**Work to be completed**
Take from the listing each line that has the string "ثانی".

Stored entries:
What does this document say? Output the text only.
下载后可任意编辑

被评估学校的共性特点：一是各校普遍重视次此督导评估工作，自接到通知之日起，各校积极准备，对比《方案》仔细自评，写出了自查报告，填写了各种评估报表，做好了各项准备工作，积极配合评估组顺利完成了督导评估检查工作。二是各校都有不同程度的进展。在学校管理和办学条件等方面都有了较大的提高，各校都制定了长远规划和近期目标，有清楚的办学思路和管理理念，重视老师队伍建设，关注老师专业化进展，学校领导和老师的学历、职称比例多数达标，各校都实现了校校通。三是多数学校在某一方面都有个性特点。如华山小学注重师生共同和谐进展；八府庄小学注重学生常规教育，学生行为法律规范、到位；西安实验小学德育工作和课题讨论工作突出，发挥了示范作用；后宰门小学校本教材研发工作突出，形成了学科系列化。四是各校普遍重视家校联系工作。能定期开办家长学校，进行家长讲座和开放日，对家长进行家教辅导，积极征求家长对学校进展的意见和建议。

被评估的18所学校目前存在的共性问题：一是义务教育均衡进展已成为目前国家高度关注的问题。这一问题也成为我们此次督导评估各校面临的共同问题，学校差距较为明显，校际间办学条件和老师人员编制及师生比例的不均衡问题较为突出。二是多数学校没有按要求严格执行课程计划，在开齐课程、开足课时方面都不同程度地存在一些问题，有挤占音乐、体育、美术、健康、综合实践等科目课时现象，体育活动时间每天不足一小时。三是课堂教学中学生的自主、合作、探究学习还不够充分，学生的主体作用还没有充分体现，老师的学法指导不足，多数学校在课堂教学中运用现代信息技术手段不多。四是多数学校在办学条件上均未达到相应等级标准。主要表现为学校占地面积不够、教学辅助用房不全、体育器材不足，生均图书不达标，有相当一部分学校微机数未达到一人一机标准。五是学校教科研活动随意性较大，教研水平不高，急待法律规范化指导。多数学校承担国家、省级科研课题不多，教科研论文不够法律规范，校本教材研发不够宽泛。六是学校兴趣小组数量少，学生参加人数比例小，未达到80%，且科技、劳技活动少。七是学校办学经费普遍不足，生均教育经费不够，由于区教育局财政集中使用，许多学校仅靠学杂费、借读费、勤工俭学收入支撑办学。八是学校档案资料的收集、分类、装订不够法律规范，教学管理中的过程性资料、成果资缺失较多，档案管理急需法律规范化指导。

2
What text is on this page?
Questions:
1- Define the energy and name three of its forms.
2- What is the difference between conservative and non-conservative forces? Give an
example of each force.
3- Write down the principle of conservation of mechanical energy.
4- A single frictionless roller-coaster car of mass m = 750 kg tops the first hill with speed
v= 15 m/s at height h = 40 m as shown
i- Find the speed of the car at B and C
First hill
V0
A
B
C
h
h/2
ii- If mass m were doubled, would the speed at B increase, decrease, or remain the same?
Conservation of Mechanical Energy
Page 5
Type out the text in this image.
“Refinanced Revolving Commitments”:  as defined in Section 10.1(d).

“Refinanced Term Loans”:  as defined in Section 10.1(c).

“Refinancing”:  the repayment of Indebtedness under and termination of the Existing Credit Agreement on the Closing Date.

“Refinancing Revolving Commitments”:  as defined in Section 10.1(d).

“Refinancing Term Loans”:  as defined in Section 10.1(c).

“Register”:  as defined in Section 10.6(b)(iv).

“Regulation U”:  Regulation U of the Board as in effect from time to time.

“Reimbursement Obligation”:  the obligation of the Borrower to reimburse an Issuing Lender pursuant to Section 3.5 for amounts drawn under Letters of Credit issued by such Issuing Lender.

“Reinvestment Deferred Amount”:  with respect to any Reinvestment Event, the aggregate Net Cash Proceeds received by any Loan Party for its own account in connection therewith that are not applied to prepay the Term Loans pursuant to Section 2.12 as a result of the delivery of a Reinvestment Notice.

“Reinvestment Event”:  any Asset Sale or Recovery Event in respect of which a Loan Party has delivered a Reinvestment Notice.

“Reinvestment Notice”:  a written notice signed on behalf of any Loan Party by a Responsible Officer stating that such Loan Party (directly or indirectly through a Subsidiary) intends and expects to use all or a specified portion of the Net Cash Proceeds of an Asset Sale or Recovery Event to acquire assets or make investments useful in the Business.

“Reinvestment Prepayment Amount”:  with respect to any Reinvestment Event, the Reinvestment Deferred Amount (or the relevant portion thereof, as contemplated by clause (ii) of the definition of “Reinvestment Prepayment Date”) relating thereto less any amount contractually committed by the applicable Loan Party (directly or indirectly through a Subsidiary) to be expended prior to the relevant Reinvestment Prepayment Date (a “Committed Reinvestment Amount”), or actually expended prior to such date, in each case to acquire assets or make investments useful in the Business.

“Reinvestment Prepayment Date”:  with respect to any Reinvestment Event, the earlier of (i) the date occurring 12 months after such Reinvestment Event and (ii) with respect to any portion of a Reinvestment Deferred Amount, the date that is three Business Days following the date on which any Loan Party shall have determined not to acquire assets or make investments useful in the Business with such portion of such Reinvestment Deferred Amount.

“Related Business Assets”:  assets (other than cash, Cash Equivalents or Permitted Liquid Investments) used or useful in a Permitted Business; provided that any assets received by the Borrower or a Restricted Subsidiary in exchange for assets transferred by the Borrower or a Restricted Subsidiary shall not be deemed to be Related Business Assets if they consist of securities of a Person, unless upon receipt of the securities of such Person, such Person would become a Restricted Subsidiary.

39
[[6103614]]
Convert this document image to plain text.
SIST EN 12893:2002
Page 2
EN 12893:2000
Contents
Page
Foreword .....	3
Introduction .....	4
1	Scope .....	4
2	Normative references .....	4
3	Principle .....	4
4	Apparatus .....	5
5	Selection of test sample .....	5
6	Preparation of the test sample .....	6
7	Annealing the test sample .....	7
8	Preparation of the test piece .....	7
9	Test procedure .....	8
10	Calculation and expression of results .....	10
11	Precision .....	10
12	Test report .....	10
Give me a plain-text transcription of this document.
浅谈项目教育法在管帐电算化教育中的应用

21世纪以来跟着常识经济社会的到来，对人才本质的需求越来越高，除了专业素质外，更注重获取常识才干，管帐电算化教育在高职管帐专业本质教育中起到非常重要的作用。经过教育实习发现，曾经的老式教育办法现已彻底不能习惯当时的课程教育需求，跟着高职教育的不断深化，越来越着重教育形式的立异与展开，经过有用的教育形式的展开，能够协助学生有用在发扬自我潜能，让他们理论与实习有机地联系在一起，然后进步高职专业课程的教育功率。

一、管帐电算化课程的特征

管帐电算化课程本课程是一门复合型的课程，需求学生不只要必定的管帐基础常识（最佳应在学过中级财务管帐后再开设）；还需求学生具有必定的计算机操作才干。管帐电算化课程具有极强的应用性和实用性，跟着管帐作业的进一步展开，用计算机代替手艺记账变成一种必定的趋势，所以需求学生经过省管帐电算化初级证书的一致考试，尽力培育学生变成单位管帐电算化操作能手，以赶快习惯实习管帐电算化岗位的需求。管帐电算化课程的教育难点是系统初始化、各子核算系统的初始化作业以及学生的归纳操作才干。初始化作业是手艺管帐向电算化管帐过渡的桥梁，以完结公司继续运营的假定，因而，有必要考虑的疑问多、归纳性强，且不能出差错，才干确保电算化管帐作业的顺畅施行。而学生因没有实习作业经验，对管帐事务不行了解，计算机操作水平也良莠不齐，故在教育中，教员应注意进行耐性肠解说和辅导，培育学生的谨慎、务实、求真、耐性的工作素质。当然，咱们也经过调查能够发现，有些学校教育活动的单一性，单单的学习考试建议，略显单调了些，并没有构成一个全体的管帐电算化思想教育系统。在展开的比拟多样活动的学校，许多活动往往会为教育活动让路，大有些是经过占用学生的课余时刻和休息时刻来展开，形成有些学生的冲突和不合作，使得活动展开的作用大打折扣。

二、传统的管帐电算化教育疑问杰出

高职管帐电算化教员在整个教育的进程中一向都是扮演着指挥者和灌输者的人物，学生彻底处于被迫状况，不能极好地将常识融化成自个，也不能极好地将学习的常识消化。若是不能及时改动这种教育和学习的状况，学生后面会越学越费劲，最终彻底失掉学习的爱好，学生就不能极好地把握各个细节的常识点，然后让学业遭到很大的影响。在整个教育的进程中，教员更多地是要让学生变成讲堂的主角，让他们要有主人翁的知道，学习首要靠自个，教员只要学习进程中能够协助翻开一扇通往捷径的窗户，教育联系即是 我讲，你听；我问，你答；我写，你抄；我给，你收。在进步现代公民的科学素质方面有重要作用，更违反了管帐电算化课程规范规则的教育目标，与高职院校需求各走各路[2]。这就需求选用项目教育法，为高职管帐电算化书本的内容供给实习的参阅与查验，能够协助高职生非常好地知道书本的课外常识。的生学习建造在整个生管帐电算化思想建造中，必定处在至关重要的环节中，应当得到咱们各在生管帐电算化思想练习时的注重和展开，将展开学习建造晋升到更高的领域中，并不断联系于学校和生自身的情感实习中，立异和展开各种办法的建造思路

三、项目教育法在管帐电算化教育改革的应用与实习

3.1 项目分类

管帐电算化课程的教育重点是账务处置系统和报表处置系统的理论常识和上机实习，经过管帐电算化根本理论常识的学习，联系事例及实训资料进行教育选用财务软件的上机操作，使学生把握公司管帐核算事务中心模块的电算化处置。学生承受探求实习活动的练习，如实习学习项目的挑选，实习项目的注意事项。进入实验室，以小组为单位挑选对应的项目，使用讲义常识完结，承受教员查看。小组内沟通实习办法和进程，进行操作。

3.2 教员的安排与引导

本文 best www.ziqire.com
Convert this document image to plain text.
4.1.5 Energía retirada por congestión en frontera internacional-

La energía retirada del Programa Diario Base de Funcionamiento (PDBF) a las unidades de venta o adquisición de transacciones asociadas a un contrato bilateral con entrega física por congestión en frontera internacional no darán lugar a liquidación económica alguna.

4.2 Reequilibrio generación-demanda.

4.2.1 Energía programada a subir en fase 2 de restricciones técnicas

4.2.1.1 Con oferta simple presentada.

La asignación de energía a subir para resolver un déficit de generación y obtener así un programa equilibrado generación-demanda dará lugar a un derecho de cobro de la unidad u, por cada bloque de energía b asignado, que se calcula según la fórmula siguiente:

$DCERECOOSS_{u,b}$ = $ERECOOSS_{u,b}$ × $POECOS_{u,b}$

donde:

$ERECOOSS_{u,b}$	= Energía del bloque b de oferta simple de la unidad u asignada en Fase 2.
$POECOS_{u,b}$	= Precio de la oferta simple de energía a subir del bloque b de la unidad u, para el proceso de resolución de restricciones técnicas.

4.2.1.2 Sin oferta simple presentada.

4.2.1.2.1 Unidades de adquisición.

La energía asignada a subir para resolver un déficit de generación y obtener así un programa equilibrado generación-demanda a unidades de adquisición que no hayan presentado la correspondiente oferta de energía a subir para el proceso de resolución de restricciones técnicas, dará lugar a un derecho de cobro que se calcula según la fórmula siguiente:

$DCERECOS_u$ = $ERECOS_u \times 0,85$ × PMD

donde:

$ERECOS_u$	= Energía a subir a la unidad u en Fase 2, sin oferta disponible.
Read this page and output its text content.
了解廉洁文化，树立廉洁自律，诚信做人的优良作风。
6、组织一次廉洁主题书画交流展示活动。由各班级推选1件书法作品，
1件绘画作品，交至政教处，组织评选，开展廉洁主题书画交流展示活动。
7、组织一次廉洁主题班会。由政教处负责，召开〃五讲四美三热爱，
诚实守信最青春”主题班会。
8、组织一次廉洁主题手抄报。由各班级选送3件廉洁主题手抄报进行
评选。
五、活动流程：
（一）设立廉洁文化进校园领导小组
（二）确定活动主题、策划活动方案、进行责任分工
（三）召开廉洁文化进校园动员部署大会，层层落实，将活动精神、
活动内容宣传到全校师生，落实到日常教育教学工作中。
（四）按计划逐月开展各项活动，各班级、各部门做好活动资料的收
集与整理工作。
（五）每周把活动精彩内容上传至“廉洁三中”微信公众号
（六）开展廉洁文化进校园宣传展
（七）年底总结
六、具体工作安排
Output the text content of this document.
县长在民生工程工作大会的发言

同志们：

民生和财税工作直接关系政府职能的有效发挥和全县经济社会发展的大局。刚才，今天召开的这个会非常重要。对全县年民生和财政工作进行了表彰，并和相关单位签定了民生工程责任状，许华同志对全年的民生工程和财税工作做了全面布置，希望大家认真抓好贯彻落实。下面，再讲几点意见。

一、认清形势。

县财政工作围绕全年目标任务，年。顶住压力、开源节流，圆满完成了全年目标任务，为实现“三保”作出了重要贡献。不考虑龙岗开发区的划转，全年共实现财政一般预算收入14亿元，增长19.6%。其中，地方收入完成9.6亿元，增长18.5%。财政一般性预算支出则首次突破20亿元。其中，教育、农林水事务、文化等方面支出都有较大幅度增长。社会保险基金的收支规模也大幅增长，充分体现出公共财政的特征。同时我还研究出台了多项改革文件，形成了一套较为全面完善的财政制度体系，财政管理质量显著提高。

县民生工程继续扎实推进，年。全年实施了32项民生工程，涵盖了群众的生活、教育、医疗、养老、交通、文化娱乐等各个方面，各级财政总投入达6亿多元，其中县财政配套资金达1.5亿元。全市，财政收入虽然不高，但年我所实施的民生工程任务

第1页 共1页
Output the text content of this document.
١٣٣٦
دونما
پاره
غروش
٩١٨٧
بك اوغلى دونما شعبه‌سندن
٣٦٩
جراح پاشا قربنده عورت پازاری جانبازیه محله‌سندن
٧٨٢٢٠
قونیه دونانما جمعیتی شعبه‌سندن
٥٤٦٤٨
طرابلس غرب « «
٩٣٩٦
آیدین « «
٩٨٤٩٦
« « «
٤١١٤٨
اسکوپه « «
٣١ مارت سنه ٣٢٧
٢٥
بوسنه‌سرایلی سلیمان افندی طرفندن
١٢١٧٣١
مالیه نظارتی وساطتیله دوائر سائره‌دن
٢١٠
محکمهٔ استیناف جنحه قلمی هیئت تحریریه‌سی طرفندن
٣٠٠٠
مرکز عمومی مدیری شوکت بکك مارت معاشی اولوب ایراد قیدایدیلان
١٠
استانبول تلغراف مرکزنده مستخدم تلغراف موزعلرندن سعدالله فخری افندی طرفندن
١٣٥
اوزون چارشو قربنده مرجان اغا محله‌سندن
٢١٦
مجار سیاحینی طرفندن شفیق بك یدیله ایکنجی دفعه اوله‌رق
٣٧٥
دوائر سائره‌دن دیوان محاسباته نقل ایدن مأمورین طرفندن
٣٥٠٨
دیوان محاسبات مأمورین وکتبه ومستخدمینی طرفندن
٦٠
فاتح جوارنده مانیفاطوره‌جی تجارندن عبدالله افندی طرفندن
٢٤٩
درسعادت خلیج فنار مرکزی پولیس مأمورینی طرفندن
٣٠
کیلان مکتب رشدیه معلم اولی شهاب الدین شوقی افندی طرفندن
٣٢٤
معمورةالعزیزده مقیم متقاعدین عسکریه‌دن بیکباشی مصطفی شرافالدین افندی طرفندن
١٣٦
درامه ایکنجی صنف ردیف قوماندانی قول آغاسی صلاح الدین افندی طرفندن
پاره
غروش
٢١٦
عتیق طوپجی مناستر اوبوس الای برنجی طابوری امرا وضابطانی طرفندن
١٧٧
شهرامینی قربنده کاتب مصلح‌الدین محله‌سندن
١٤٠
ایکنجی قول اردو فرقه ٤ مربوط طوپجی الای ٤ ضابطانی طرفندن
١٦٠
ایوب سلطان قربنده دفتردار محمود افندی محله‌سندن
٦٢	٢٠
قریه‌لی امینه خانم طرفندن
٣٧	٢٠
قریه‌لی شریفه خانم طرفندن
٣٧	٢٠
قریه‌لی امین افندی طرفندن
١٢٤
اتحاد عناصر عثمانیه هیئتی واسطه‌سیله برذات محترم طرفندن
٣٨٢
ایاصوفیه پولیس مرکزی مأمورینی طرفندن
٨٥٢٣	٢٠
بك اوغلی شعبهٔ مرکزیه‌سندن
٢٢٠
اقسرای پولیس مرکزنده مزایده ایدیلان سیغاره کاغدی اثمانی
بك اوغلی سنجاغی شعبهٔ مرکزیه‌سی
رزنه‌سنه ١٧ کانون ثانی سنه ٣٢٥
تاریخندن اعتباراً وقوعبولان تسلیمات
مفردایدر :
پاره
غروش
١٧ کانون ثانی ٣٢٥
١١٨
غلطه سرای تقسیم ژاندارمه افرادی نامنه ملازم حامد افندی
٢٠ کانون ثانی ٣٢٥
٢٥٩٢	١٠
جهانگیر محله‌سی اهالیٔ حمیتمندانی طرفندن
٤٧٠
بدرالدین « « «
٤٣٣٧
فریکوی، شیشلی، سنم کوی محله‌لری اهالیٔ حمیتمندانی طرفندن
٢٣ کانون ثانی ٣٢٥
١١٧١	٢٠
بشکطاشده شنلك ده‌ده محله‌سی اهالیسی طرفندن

**Complete output**
رزنه‌سنه ١٧ کانون ثانی سنه ٣٢٥
١٧ کانون ثانی ٣٢٥
٢٠ کانون ثانی ٣٢٥
٢٣ کانون ثانی ٣٢٥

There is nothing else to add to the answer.